Copy out all of the data exactly as it appears.
>> start
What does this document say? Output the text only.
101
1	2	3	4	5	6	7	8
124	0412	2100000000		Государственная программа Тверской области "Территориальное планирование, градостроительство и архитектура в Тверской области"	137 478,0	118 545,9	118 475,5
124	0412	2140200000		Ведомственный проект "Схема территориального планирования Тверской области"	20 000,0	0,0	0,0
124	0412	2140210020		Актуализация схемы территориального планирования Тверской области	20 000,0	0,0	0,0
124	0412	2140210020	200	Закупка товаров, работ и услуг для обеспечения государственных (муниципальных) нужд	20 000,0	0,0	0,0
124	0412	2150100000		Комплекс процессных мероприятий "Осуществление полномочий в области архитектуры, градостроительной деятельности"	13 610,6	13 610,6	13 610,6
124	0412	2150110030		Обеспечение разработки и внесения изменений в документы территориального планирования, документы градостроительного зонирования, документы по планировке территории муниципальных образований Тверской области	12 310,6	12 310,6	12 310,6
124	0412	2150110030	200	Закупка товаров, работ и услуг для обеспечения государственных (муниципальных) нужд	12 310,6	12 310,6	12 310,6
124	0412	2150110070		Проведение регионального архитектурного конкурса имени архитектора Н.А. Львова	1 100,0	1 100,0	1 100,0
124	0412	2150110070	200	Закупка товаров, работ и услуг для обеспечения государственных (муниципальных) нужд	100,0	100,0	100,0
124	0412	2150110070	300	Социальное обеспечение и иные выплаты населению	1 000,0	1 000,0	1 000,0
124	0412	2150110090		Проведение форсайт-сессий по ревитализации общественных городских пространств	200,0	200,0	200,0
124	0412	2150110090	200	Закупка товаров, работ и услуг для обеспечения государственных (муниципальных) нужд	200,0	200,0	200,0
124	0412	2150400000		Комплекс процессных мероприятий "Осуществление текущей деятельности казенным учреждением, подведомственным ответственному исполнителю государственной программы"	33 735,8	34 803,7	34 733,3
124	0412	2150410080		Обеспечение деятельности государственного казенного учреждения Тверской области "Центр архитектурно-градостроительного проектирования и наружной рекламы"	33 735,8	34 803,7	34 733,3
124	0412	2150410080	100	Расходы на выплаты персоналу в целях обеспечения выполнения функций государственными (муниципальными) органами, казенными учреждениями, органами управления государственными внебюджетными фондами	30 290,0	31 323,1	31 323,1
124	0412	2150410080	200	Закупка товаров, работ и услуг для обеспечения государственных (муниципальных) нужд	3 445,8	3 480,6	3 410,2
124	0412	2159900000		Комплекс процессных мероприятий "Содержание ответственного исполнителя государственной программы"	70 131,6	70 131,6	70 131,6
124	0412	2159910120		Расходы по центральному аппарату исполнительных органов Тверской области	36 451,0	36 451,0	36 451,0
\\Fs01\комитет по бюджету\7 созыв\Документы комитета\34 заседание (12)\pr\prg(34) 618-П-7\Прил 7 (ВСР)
>> end
_RESPONSE TO THIS EXERCISE_.
What does this document say? Output the text only.
101
1	2	3	4	5	6	7	8
124	0412	2100000000		Государственная программа Тверской области "Территориальное планирование, градостроительство и архитектура в Тверской области"	137 478,0	118 545,9	118 475,5
124	0412	2140200000		Ведомственный проект "Схема территориального планирования Тверской области"	20 000,0	0,0	0,0
124	0412	2140210020		Актуализация схемы территориального планирования Тверской области	20 000,0	0,0	0,0
124	0412	2140210020	200	Закупка товаров, работ и услуг для обеспечения государственных (муниципальных) нужд	20 000,0	0,0	0,0
124	0412	2150100000		Комплекс процессных мероприятий "Осуществление полномочий в области архитектуры, градостроительной деятельности"	13 610,6	13 610,6	13 610,6
124	0412	2150110030		Обеспечение разработки и внесения изменений в документы территориального планирования, документы градостроительного зонирования, документы по планировке территории муниципальных образований Тверской области	12 310,6	12 310,6	12 310,6
124	0412	2150110030	200	Закупка товаров, работ и услуг для обеспечения государственных (муниципальных) нужд	12 310,6	12 310,6	12 310,6
124	0412	2150110070		Проведение регионального архитектурного конкурса имени архитектора Н.А. Львова	1 100,0	1 100,0	1 100,0
124	0412	2150110070	200	Закупка товаров, работ и услуг для обеспечения государственных (муниципальных) нужд	100,0	100,0	100,0
124	0412	2150110070	300	Социальное обеспечение и иные выплаты населению	1 000,0	1 000,0	1 000,0
124	0412	2150110090		Проведение форсайт-сессий по ревитализации общественных городских пространств	200,0	200,0	200,0
124	0412	2150110090	200	Закупка товаров, работ и услуг для обеспечения государственных (муниципальных) нужд	200,0	200,0	200,0
124	0412	2150400000		Комплекс процессных мероприятий "Осуществление текущей деятельности казенным учреждением, подведомственным ответственному исполнителю государственной программы"	33 735,8	34 803,7	34 733,3
124	0412	2150410080		Обеспечение деятельности государственного казенного учреждения Тверской области "Центр архитектурно-градостроительного проектирования и наружной рекламы"	33 735,8	34 803,7	34 733,3
124	0412	2150410080	100	Расходы на выплаты персоналу в целях обеспечения выполнения функций государственными (муниципальными) органами, казенными учреждениями, органами управления государственными внебюджетными фондами	30 290,0	31 323,1	31 323,1
124	0412	2150410080	200	Закупка товаров, работ и услуг для обеспечения государственных (муниципальных) нужд	3 445,8	3 480,6	3 410,2
124	0412	2159900000		Комплекс процессных мероприятий "Содержание ответственного исполнителя государственной программы"	70 131,6	70 131,6	70 131,6
124	0412	2159910120		Расходы по центральному аппарату исполнительных органов Тверской области	36 451,0	36 451,0	36 451,0
\\Fs01\комитет по бюджету\7 созыв\Документы комитета\34 заседание (12)\pr\prg(34) 618-П-7\Прил 7 (ВСР)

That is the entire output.